### EXERCISE AIM
Below are the records; reproduce all of them exactly but without any images.

### GIVEN RECORDS
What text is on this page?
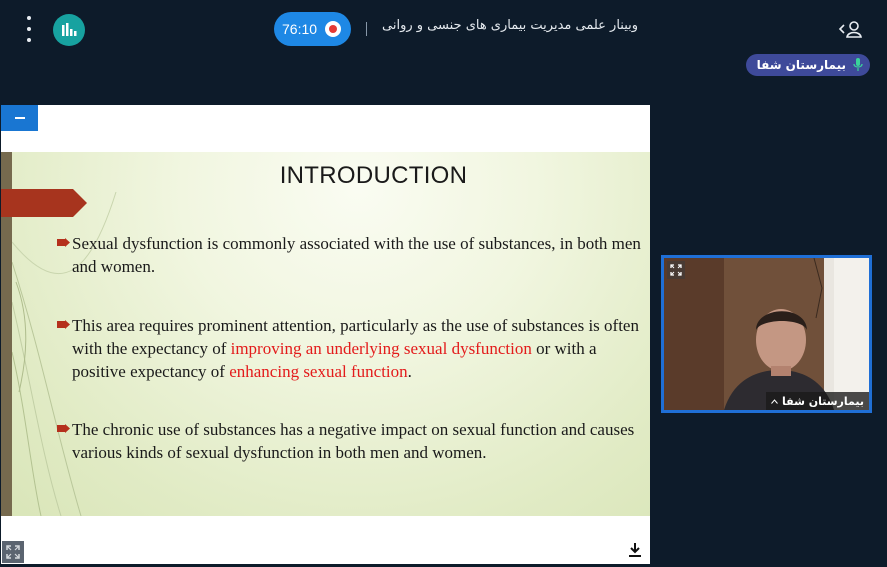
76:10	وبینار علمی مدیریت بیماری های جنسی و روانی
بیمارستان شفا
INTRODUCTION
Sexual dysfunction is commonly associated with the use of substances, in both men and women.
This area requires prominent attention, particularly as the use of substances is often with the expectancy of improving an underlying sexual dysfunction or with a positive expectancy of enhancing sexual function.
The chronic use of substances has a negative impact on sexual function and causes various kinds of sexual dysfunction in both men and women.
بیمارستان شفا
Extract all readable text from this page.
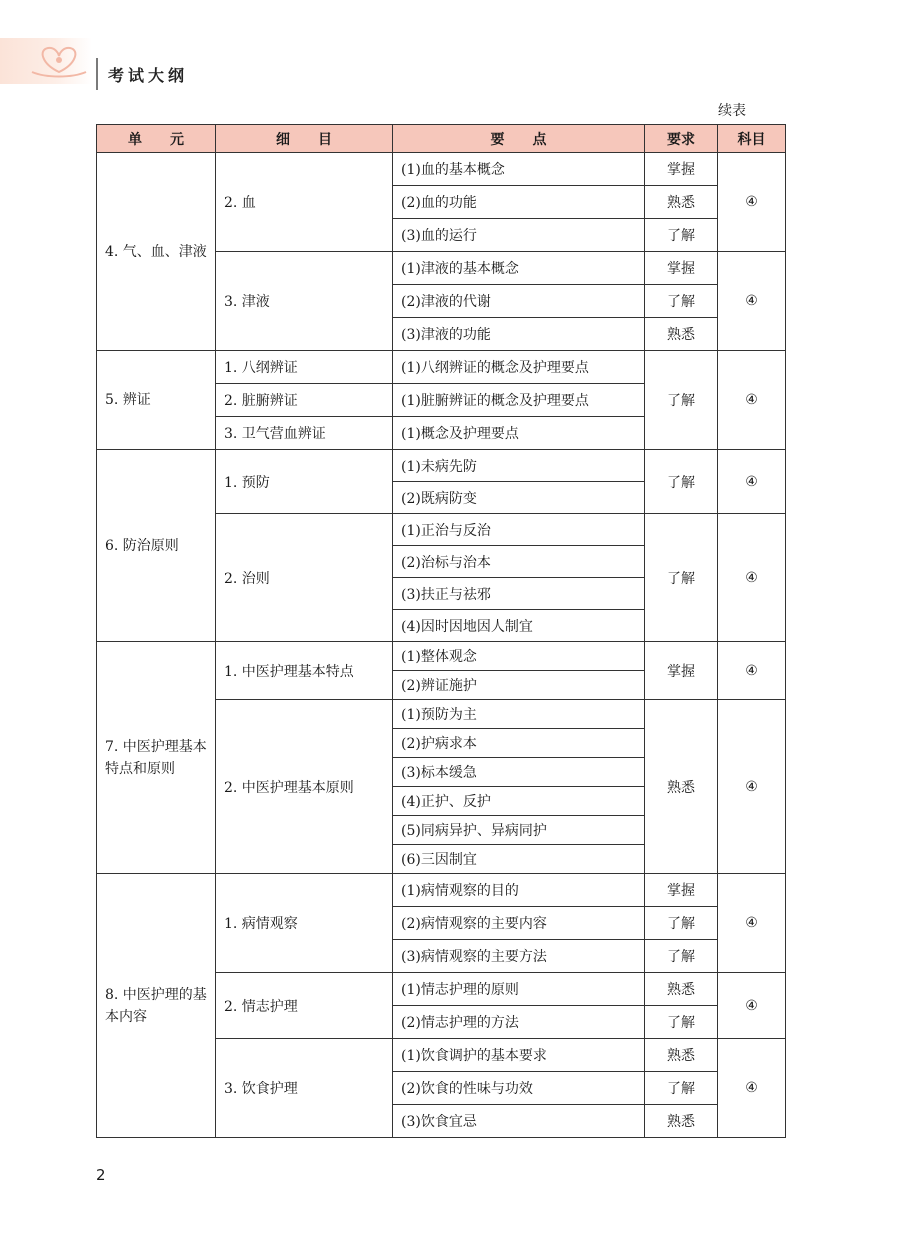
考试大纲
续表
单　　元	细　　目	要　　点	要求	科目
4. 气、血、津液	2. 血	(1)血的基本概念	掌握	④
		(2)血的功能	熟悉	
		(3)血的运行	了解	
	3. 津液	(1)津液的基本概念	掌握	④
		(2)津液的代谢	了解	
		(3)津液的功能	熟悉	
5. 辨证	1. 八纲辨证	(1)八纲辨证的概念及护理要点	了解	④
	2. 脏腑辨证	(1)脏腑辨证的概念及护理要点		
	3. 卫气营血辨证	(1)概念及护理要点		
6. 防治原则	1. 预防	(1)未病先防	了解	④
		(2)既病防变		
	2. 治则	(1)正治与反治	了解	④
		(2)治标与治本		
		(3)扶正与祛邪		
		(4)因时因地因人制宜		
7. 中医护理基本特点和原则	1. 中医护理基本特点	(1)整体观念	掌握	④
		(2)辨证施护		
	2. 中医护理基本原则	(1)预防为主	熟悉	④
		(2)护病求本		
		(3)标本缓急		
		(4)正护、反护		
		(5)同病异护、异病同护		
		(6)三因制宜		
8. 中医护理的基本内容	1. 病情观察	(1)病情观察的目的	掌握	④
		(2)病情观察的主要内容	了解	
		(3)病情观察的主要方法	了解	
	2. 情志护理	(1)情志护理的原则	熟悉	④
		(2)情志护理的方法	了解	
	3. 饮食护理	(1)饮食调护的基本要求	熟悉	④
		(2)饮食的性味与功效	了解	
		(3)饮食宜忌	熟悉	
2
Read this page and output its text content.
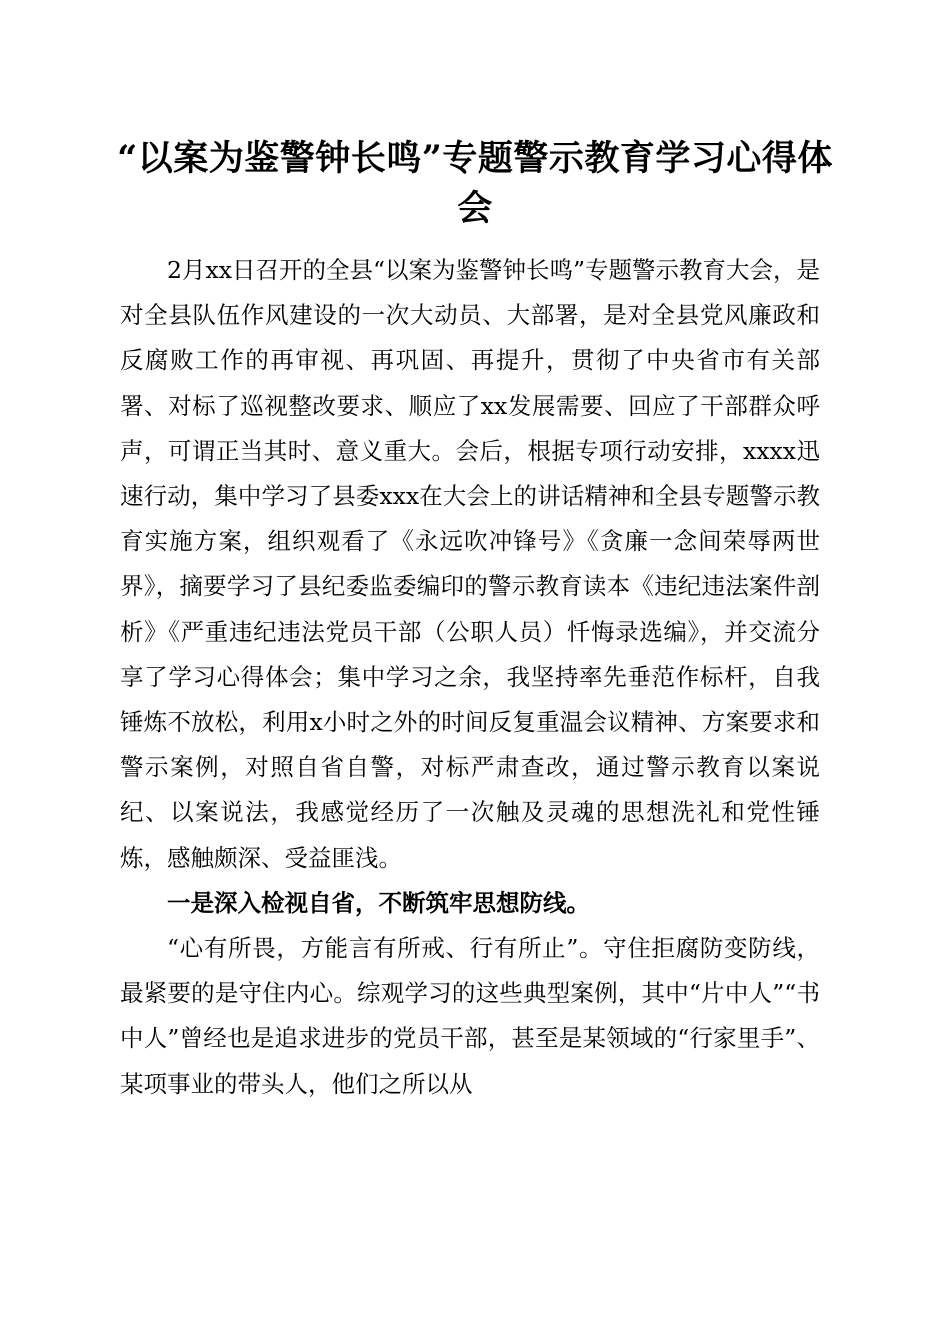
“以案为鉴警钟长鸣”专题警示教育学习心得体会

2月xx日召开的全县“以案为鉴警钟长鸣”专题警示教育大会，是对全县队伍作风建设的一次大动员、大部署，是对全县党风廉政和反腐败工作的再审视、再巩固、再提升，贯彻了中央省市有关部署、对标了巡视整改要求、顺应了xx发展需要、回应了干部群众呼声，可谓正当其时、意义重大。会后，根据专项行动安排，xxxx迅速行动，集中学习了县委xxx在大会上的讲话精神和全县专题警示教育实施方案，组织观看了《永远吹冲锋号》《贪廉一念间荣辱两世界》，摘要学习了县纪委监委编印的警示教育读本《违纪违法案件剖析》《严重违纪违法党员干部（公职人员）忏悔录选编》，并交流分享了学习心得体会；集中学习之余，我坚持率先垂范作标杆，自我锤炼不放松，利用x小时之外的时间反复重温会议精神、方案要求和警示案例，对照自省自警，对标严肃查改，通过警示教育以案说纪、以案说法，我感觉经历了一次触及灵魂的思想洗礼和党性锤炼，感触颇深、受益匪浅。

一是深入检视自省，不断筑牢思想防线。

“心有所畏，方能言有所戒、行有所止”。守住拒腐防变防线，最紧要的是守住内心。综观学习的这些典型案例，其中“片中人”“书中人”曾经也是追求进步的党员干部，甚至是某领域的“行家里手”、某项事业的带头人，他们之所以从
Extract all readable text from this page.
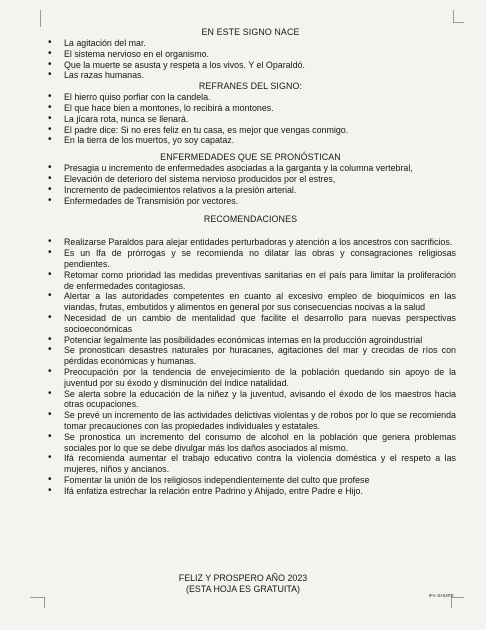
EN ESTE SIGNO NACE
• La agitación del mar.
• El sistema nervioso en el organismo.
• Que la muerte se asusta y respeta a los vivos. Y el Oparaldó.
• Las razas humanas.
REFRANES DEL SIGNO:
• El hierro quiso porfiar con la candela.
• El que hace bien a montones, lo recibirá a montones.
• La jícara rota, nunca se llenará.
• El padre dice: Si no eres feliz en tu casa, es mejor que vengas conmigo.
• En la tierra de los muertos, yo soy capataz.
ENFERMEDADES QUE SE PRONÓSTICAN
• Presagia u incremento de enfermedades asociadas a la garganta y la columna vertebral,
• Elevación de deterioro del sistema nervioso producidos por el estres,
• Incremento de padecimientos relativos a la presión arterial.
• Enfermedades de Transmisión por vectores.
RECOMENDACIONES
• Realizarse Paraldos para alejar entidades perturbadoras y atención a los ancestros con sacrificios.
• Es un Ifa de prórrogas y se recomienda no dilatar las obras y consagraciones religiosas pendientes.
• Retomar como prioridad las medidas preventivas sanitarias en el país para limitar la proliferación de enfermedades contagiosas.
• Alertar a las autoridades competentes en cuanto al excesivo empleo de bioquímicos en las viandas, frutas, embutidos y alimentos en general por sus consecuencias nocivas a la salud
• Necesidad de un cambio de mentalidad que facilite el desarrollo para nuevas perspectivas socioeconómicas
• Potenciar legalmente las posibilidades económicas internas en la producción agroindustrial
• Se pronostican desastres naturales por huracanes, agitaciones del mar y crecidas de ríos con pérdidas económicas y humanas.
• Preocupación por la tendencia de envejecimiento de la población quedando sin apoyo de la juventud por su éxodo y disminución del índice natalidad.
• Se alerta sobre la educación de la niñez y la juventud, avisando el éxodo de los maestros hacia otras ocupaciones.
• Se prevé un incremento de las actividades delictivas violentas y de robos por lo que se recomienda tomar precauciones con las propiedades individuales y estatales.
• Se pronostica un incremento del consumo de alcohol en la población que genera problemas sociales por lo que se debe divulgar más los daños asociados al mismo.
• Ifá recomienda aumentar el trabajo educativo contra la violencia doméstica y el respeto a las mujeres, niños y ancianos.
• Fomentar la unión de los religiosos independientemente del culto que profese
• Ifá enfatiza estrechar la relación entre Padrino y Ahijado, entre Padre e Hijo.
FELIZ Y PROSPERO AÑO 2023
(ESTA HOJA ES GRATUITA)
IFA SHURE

### FULL OUTPUT
What text is on this page?
76:10	وبینار علمی مدیریت بیماری های جنسی و روانی
بیمارستان شفا
INTRODUCTION
Sexual dysfunction is commonly associated with the use of substances, in both men and women.
This area requires prominent attention, particularly as the use of substances is often with the expectancy of improving an underlying sexual dysfunction or with a positive expectancy of enhancing sexual function.
The chronic use of substances has a negative impact on sexual function and causes various kinds of sexual dysfunction in both men and women.
بیمارستان شفا
Extract all readable text from this page.
考试大纲
续表
单　　元	细　　目	要　　点	要求	科目
4. 气、血、津液	2. 血	(1)血的基本概念	掌握	④
		(2)血的功能	熟悉	
		(3)血的运行	了解	
	3. 津液	(1)津液的基本概念	掌握	④
		(2)津液的代谢	了解	
		(3)津液的功能	熟悉	
5. 辨证	1. 八纲辨证	(1)八纲辨证的概念及护理要点	了解	④
	2. 脏腑辨证	(1)脏腑辨证的概念及护理要点		
	3. 卫气营血辨证	(1)概念及护理要点		
6. 防治原则	1. 预防	(1)未病先防	了解	④
		(2)既病防变		
	2. 治则	(1)正治与反治	了解	④
		(2)治标与治本		
		(3)扶正与祛邪		
		(4)因时因地因人制宜		
7. 中医护理基本特点和原则	1. 中医护理基本特点	(1)整体观念	掌握	④
		(2)辨证施护		
	2. 中医护理基本原则	(1)预防为主	熟悉	④
		(2)护病求本		
		(3)标本缓急		
		(4)正护、反护		
		(5)同病异护、异病同护		
		(6)三因制宜		
8. 中医护理的基本内容	1. 病情观察	(1)病情观察的目的	掌握	④
		(2)病情观察的主要内容	了解	
		(3)病情观察的主要方法	了解	
	2. 情志护理	(1)情志护理的原则	熟悉	④
		(2)情志护理的方法	了解	
	3. 饮食护理	(1)饮食调护的基本要求	熟悉	④
		(2)饮食的性味与功效	了解	
		(3)饮食宜忌	熟悉	
2
Read this page and output its text content.
“以案为鉴警钟长鸣”专题警示教育学习心得体会

2月xx日召开的全县“以案为鉴警钟长鸣”专题警示教育大会，是对全县队伍作风建设的一次大动员、大部署，是对全县党风廉政和反腐败工作的再审视、再巩固、再提升，贯彻了中央省市有关部署、对标了巡视整改要求、顺应了xx发展需要、回应了干部群众呼声，可谓正当其时、意义重大。会后，根据专项行动安排，xxxx迅速行动，集中学习了县委xxx在大会上的讲话精神和全县专题警示教育实施方案，组织观看了《永远吹冲锋号》《贪廉一念间荣辱两世界》，摘要学习了县纪委监委编印的警示教育读本《违纪违法案件剖析》《严重违纪违法党员干部（公职人员）忏悔录选编》，并交流分享了学习心得体会；集中学习之余，我坚持率先垂范作标杆，自我锤炼不放松，利用x小时之外的时间反复重温会议精神、方案要求和警示案例，对照自省自警，对标严肃查改，通过警示教育以案说纪、以案说法，我感觉经历了一次触及灵魂的思想洗礼和党性锤炼，感触颇深、受益匪浅。

一是深入检视自省，不断筑牢思想防线。

“心有所畏，方能言有所戒、行有所止”。守住拒腐防变防线，最紧要的是守住内心。综观学习的这些典型案例，其中“片中人”“书中人”曾经也是追求进步的党员干部，甚至是某领域的“行家里手”、某项事业的带头人，他们之所以从
Extract all readable text from this page.
EN ESTE SIGNO NACE
• La agitación del mar.
• El sistema nervioso en el organismo.
• Que la muerte se asusta y respeta a los vivos. Y el Oparaldó.
• Las razas humanas.
REFRANES DEL SIGNO:
• El hierro quiso porfiar con la candela.
• El que hace bien a montones, lo recibirá a montones.
• La jícara rota, nunca se llenará.
• El padre dice: Si no eres feliz en tu casa, es mejor que vengas conmigo.
• En la tierra de los muertos, yo soy capataz.
ENFERMEDADES QUE SE PRONÓSTICAN
• Presagia u incremento de enfermedades asociadas a la garganta y la columna vertebral,
• Elevación de deterioro del sistema nervioso producidos por el estres,
• Incremento de padecimientos relativos a la presión arterial.
• Enfermedades de Transmisión por vectores.
RECOMENDACIONES
• Realizarse Paraldos para alejar entidades perturbadoras y atención a los ancestros con sacrificios.
• Es un Ifa de prórrogas y se recomienda no dilatar las obras y consagraciones religiosas pendientes.
• Retomar como prioridad las medidas preventivas sanitarias en el país para limitar la proliferación de enfermedades contagiosas.
• Alertar a las autoridades competentes en cuanto al excesivo empleo de bioquímicos en las viandas, frutas, embutidos y alimentos en general por sus consecuencias nocivas a la salud
• Necesidad de un cambio de mentalidad que facilite el desarrollo para nuevas perspectivas socioeconómicas
• Potenciar legalmente las posibilidades económicas internas en la producción agroindustrial
• Se pronostican desastres naturales por huracanes, agitaciones del mar y crecidas de ríos con pérdidas económicas y humanas.
• Preocupación por la tendencia de envejecimiento de la población quedando sin apoyo de la juventud por su éxodo y disminución del índice natalidad.
• Se alerta sobre la educación de la niñez y la juventud, avisando el éxodo de los maestros hacia otras ocupaciones.
• Se prevé un incremento de las actividades delictivas violentas y de robos por lo que se recomienda tomar precauciones con las propiedades individuales y estatales.
• Se pronostica un incremento del consumo de alcohol en la población que genera problemas sociales por lo que se debe divulgar más los daños asociados al mismo.
• Ifá recomienda aumentar el trabajo educativo contra la violencia doméstica y el respeto a las mujeres, niños y ancianos.
• Fomentar la unión de los religiosos independientemente del culto que profese
• Ifá enfatiza estrechar la relación entre Padrino y Ahijado, entre Padre e Hijo.
FELIZ Y PROSPERO AÑO 2023
(ESTA HOJA ES GRATUITA)
IFA SHURE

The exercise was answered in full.